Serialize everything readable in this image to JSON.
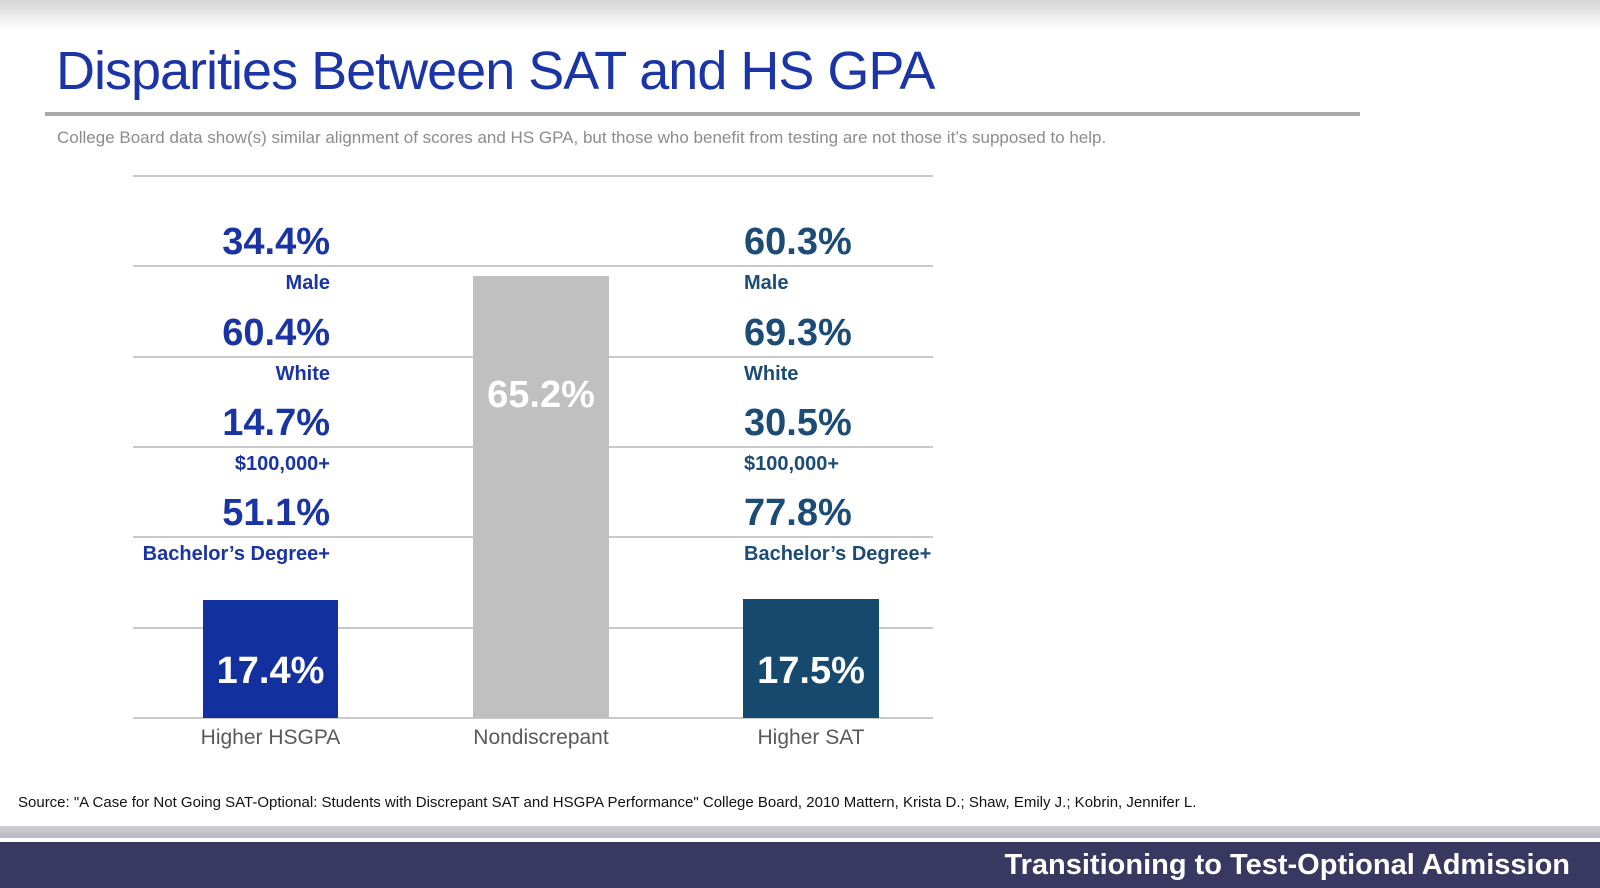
{
  "slide": {
    "title": "Disparities Between SAT and HS GPA",
    "subtitle": "College Board data show(s) similar alignment of scores and HS GPA, but those who benefit from testing are not those it’s supposed to help.",
    "source": "Source: \"A Case for Not Going SAT-Optional: Students with Discrepant SAT and HSGPA Performance\" College Board, 2010 Mattern, Krista D.; Shaw, Emily J.; Kobrin, Jennifer L.",
    "footer": "Transitioning to Test-Optional Admission"
  },
  "colors": {
    "title_blue": "#1b35a7",
    "left_text_blue": "#1a35a3",
    "left_bar_blue": "#12309e",
    "right_text_blue": "#1c4b75",
    "right_bar_blue": "#15496e",
    "gray_bar": "#c0c0c0",
    "gridline": "#c9c9c9",
    "category_gray": "#595959",
    "footer_navy": "#383860"
  },
  "chart_data": {
    "type": "bar",
    "categories": [
      "Higher HSGPA",
      "Nondiscrepant",
      "Higher SAT"
    ],
    "values": [
      17.4,
      65.2,
      17.5
    ],
    "bar_labels": [
      "17.4%",
      "65.2%",
      "17.5%"
    ],
    "title": "",
    "xlabel": "",
    "ylabel": "",
    "ylim": [
      0,
      80
    ],
    "grid_divisions": 6,
    "grid": true,
    "legend": "none",
    "annotations": {
      "higher_hsgpa": [
        {
          "value": "34.4%",
          "label": "Male"
        },
        {
          "value": "60.4%",
          "label": "White"
        },
        {
          "value": "14.7%",
          "label": "$100,000+"
        },
        {
          "value": "51.1%",
          "label": "Bachelor’s Degree+"
        }
      ],
      "higher_sat": [
        {
          "value": "60.3%",
          "label": "Male"
        },
        {
          "value": "69.3%",
          "label": "White"
        },
        {
          "value": "30.5%",
          "label": "$100,000+"
        },
        {
          "value": "77.8%",
          "label": "Bachelor’s Degree+"
        }
      ]
    }
  }
}
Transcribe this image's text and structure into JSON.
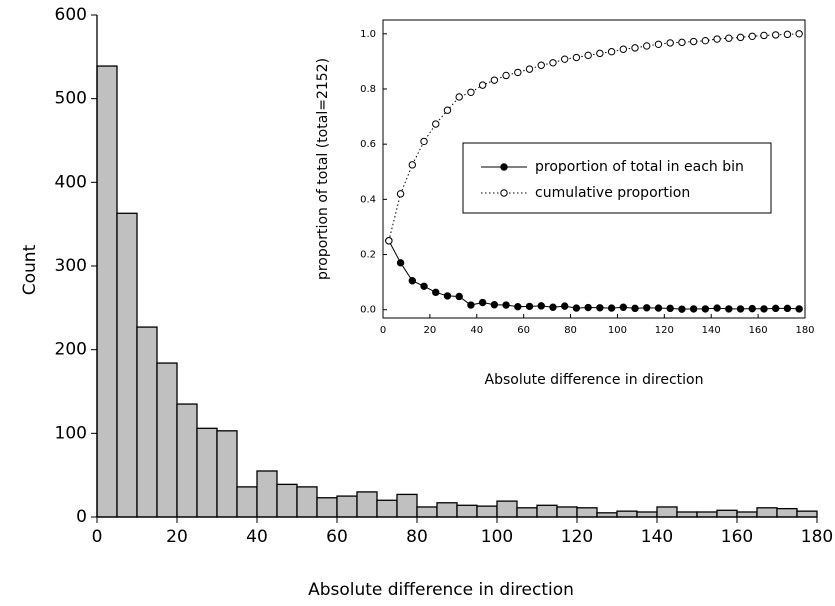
{
  "chart_data": [
    {
      "type": "histogram",
      "xlabel": "Absolute difference in direction",
      "ylabel": "Count",
      "bins": [
        0,
        5,
        10,
        15,
        20,
        25,
        30,
        35,
        40,
        45,
        50,
        55,
        60,
        65,
        70,
        75,
        80,
        85,
        90,
        95,
        100,
        105,
        110,
        115,
        120,
        125,
        130,
        135,
        140,
        145,
        150,
        155,
        160,
        165,
        170,
        175,
        180
      ],
      "values": [
        539,
        363,
        227,
        184,
        135,
        106,
        103,
        36,
        55,
        39,
        36,
        23,
        25,
        30,
        20,
        27,
        12,
        17,
        14,
        13,
        19,
        11,
        14,
        12,
        11,
        5,
        7,
        6,
        12,
        6,
        6,
        8,
        6,
        11,
        10,
        7
      ],
      "color": "#c0c0c0",
      "xlim": [
        0,
        180
      ],
      "ylim": [
        0,
        600
      ],
      "xticks": [
        0,
        20,
        40,
        60,
        80,
        100,
        120,
        140,
        160,
        180
      ],
      "yticks": [
        0,
        100,
        200,
        300,
        400,
        500,
        600
      ]
    },
    {
      "type": "line",
      "xlabel": "Absolute difference in direction",
      "ylabel": "proportion of total (total=2152)",
      "x": [
        2.5,
        7.5,
        12.5,
        17.5,
        22.5,
        27.5,
        32.5,
        37.5,
        42.5,
        47.5,
        52.5,
        57.5,
        62.5,
        67.5,
        72.5,
        77.5,
        82.5,
        87.5,
        92.5,
        97.5,
        102.5,
        107.5,
        112.5,
        117.5,
        122.5,
        127.5,
        132.5,
        137.5,
        142.5,
        147.5,
        152.5,
        157.5,
        162.5,
        167.5,
        172.5,
        177.5
      ],
      "series": [
        {
          "name": "proportion of total in each bin",
          "color": "#000000",
          "marker": "filled",
          "linestyle": "solid",
          "values": [
            0.25,
            0.17,
            0.105,
            0.085,
            0.063,
            0.05,
            0.048,
            0.017,
            0.026,
            0.018,
            0.017,
            0.011,
            0.012,
            0.014,
            0.009,
            0.013,
            0.006,
            0.008,
            0.007,
            0.006,
            0.009,
            0.005,
            0.007,
            0.006,
            0.005,
            0.002,
            0.003,
            0.003,
            0.006,
            0.003,
            0.003,
            0.004,
            0.003,
            0.005,
            0.005,
            0.003
          ]
        },
        {
          "name": "cumulative proportion",
          "color": "#000000",
          "marker": "open",
          "linestyle": "dotted",
          "values": [
            0.25,
            0.42,
            0.525,
            0.61,
            0.673,
            0.723,
            0.771,
            0.788,
            0.814,
            0.832,
            0.849,
            0.86,
            0.872,
            0.886,
            0.895,
            0.908,
            0.914,
            0.922,
            0.929,
            0.935,
            0.944,
            0.949,
            0.956,
            0.962,
            0.967,
            0.969,
            0.972,
            0.975,
            0.981,
            0.984,
            0.987,
            0.991,
            0.994,
            0.996,
            0.998,
            1.0
          ]
        }
      ],
      "legend": "right",
      "xlim": [
        0,
        180
      ],
      "ylim": [
        -0.03,
        1.05
      ],
      "xticks": [
        0,
        20,
        40,
        60,
        80,
        100,
        120,
        140,
        160,
        180
      ],
      "yticks": [
        {
          "value": 0,
          "label": "0.0"
        },
        {
          "value": 0.2,
          "label": "0.2"
        },
        {
          "value": 0.4,
          "label": "0.4"
        },
        {
          "value": 0.6,
          "label": "0.6"
        },
        {
          "value": 0.8,
          "label": "0.8"
        },
        {
          "value": 1,
          "label": "1.0"
        }
      ]
    }
  ]
}
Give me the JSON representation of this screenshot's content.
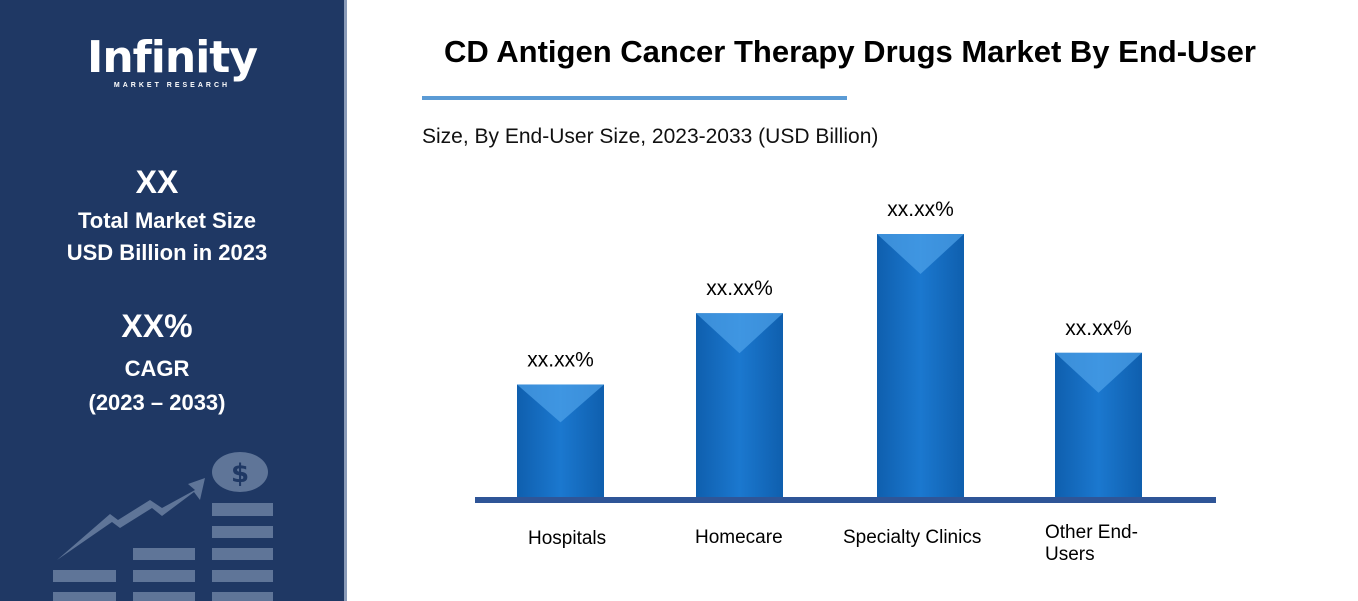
{
  "sidebar": {
    "logo_text": "Infinity",
    "logo_subtext": "MARKET RESEARCH",
    "market_size_value": "XX",
    "market_size_label_1": "Total Market Size",
    "market_size_label_2": "USD Billion in 2023",
    "cagr_value": "XX%",
    "cagr_label": "CAGR",
    "cagr_period": "(2023 – 2033)",
    "decoration_icon": "growth-chart-dollar-icon"
  },
  "colors": {
    "sidebar_bg": "#1f3864",
    "bar": "#1a73c8",
    "axis": "#2f5597",
    "accent": "#5b9bd5"
  },
  "chart_data": {
    "type": "bar",
    "title": "CD Antigen Cancer Therapy Drugs Market By End-User",
    "subtitle": "Size, By End-User Size, 2023-2033 (USD Billion)",
    "categories": [
      "Hospitals",
      "Homecare",
      "Specialty Clinics",
      "Other End-Users"
    ],
    "values": [
      43,
      70,
      100,
      55
    ],
    "data_labels": [
      "xx.xx%",
      "xx.xx%",
      "xx.xx%",
      "xx.xx%"
    ],
    "xlabel": "",
    "ylabel": "",
    "grid": false,
    "legend": "none"
  }
}
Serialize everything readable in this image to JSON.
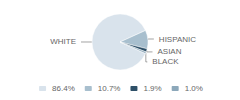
{
  "chart_data": {
    "type": "pie",
    "categories": [
      "WHITE",
      "HISPANIC",
      "ASIAN",
      "BLACK"
    ],
    "values": [
      86.4,
      10.7,
      1.9,
      1.0
    ],
    "value_labels": [
      "86.4%",
      "10.7%",
      "1.9%",
      "1.0%"
    ],
    "colors": [
      "#d9e3ec",
      "#a8bfce",
      "#2e5068",
      "#8ca8ba"
    ],
    "legend": "bottom"
  }
}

§ Given problem
Make an exact copy of the data above, pictures excluded.

§ Task solution
Serialize everything readable in this image to JSON.
{
  "slide": {
    "title": "Disparities Between SAT and HS GPA",
    "subtitle": "College Board data show(s) similar alignment of scores and HS GPA, but those who benefit from testing are not those it’s supposed to help.",
    "source": "Source: \"A Case for Not Going SAT-Optional: Students with Discrepant SAT and HSGPA Performance\" College Board, 2010 Mattern, Krista D.; Shaw, Emily J.; Kobrin, Jennifer L.",
    "footer": "Transitioning to Test-Optional Admission"
  },
  "colors": {
    "title_blue": "#1b35a7",
    "left_text_blue": "#1a35a3",
    "left_bar_blue": "#12309e",
    "right_text_blue": "#1c4b75",
    "right_bar_blue": "#15496e",
    "gray_bar": "#c0c0c0",
    "gridline": "#c9c9c9",
    "category_gray": "#595959",
    "footer_navy": "#383860"
  },
  "chart_data": {
    "type": "bar",
    "categories": [
      "Higher HSGPA",
      "Nondiscrepant",
      "Higher SAT"
    ],
    "values": [
      17.4,
      65.2,
      17.5
    ],
    "bar_labels": [
      "17.4%",
      "65.2%",
      "17.5%"
    ],
    "title": "",
    "xlabel": "",
    "ylabel": "",
    "ylim": [
      0,
      80
    ],
    "grid_divisions": 6,
    "grid": true,
    "legend": "none",
    "annotations": {
      "higher_hsgpa": [
        {
          "value": "34.4%",
          "label": "Male"
        },
        {
          "value": "60.4%",
          "label": "White"
        },
        {
          "value": "14.7%",
          "label": "$100,000+"
        },
        {
          "value": "51.1%",
          "label": "Bachelor’s Degree+"
        }
      ],
      "higher_sat": [
        {
          "value": "60.3%",
          "label": "Male"
        },
        {
          "value": "69.3%",
          "label": "White"
        },
        {
          "value": "30.5%",
          "label": "$100,000+"
        },
        {
          "value": "77.8%",
          "label": "Bachelor’s Degree+"
        }
      ]
    }
  }
}
Transcribe this image's text and structure into JSON.
{
  "chart_data": [
    {
      "type": "histogram",
      "xlabel": "Absolute difference in direction",
      "ylabel": "Count",
      "bins": [
        0,
        5,
        10,
        15,
        20,
        25,
        30,
        35,
        40,
        45,
        50,
        55,
        60,
        65,
        70,
        75,
        80,
        85,
        90,
        95,
        100,
        105,
        110,
        115,
        120,
        125,
        130,
        135,
        140,
        145,
        150,
        155,
        160,
        165,
        170,
        175,
        180
      ],
      "values": [
        539,
        363,
        227,
        184,
        135,
        106,
        103,
        36,
        55,
        39,
        36,
        23,
        25,
        30,
        20,
        27,
        12,
        17,
        14,
        13,
        19,
        11,
        14,
        12,
        11,
        5,
        7,
        6,
        12,
        6,
        6,
        8,
        6,
        11,
        10,
        7
      ],
      "color": "#c0c0c0",
      "xlim": [
        0,
        180
      ],
      "ylim": [
        0,
        600
      ],
      "xticks": [
        0,
        20,
        40,
        60,
        80,
        100,
        120,
        140,
        160,
        180
      ],
      "yticks": [
        0,
        100,
        200,
        300,
        400,
        500,
        600
      ]
    },
    {
      "type": "line",
      "xlabel": "Absolute difference in direction",
      "ylabel": "proportion of total (total=2152)",
      "x": [
        2.5,
        7.5,
        12.5,
        17.5,
        22.5,
        27.5,
        32.5,
        37.5,
        42.5,
        47.5,
        52.5,
        57.5,
        62.5,
        67.5,
        72.5,
        77.5,
        82.5,
        87.5,
        92.5,
        97.5,
        102.5,
        107.5,
        112.5,
        117.5,
        122.5,
        127.5,
        132.5,
        137.5,
        142.5,
        147.5,
        152.5,
        157.5,
        162.5,
        167.5,
        172.5,
        177.5
      ],
      "series": [
        {
          "name": "proportion of total in each bin",
          "color": "#000000",
          "marker": "filled",
          "linestyle": "solid",
          "values": [
            0.25,
            0.17,
            0.105,
            0.085,
            0.063,
            0.05,
            0.048,
            0.017,
            0.026,
            0.018,
            0.017,
            0.011,
            0.012,
            0.014,
            0.009,
            0.013,
            0.006,
            0.008,
            0.007,
            0.006,
            0.009,
            0.005,
            0.007,
            0.006,
            0.005,
            0.002,
            0.003,
            0.003,
            0.006,
            0.003,
            0.003,
            0.004,
            0.003,
            0.005,
            0.005,
            0.003
          ]
        },
        {
          "name": "cumulative proportion",
          "color": "#000000",
          "marker": "open",
          "linestyle": "dotted",
          "values": [
            0.25,
            0.42,
            0.525,
            0.61,
            0.673,
            0.723,
            0.771,
            0.788,
            0.814,
            0.832,
            0.849,
            0.86,
            0.872,
            0.886,
            0.895,
            0.908,
            0.914,
            0.922,
            0.929,
            0.935,
            0.944,
            0.949,
            0.956,
            0.962,
            0.967,
            0.969,
            0.972,
            0.975,
            0.981,
            0.984,
            0.987,
            0.991,
            0.994,
            0.996,
            0.998,
            1.0
          ]
        }
      ],
      "legend": "right",
      "xlim": [
        0,
        180
      ],
      "ylim": [
        -0.03,
        1.05
      ],
      "xticks": [
        0,
        20,
        40,
        60,
        80,
        100,
        120,
        140,
        160,
        180
      ],
      "yticks": [
        {
          "value": 0,
          "label": "0.0"
        },
        {
          "value": 0.2,
          "label": "0.2"
        },
        {
          "value": 0.4,
          "label": "0.4"
        },
        {
          "value": 0.6,
          "label": "0.6"
        },
        {
          "value": 0.8,
          "label": "0.8"
        },
        {
          "value": 1,
          "label": "1.0"
        }
      ]
    }
  ]
}
Give me the JSON representation of this screenshot's content.
{
  "sidebar": {
    "logo_text": "Infinity",
    "logo_subtext": "MARKET RESEARCH",
    "market_size_value": "XX",
    "market_size_label_1": "Total Market Size",
    "market_size_label_2": "USD Billion in 2023",
    "cagr_value": "XX%",
    "cagr_label": "CAGR",
    "cagr_period": "(2023 – 2033)",
    "decoration_icon": "growth-chart-dollar-icon"
  },
  "colors": {
    "sidebar_bg": "#1f3864",
    "bar": "#1a73c8",
    "axis": "#2f5597",
    "accent": "#5b9bd5"
  },
  "chart_data": {
    "type": "bar",
    "title": "CD Antigen Cancer Therapy Drugs Market By End-User",
    "subtitle": "Size, By End-User Size, 2023-2033 (USD Billion)",
    "categories": [
      "Hospitals",
      "Homecare",
      "Specialty Clinics",
      "Other End-Users"
    ],
    "values": [
      43,
      70,
      100,
      55
    ],
    "data_labels": [
      "xx.xx%",
      "xx.xx%",
      "xx.xx%",
      "xx.xx%"
    ],
    "xlabel": "",
    "ylabel": "",
    "grid": false,
    "legend": "none"
  }
}
Serialize everything readable in this image to JSON.
{
  "chart_data": {
    "type": "pie",
    "categories": [
      "WHITE",
      "HISPANIC",
      "ASIAN",
      "BLACK"
    ],
    "values": [
      86.4,
      10.7,
      1.9,
      1.0
    ],
    "value_labels": [
      "86.4%",
      "10.7%",
      "1.9%",
      "1.0%"
    ],
    "colors": [
      "#d9e3ec",
      "#a8bfce",
      "#2e5068",
      "#8ca8ba"
    ],
    "legend": "bottom"
  }
}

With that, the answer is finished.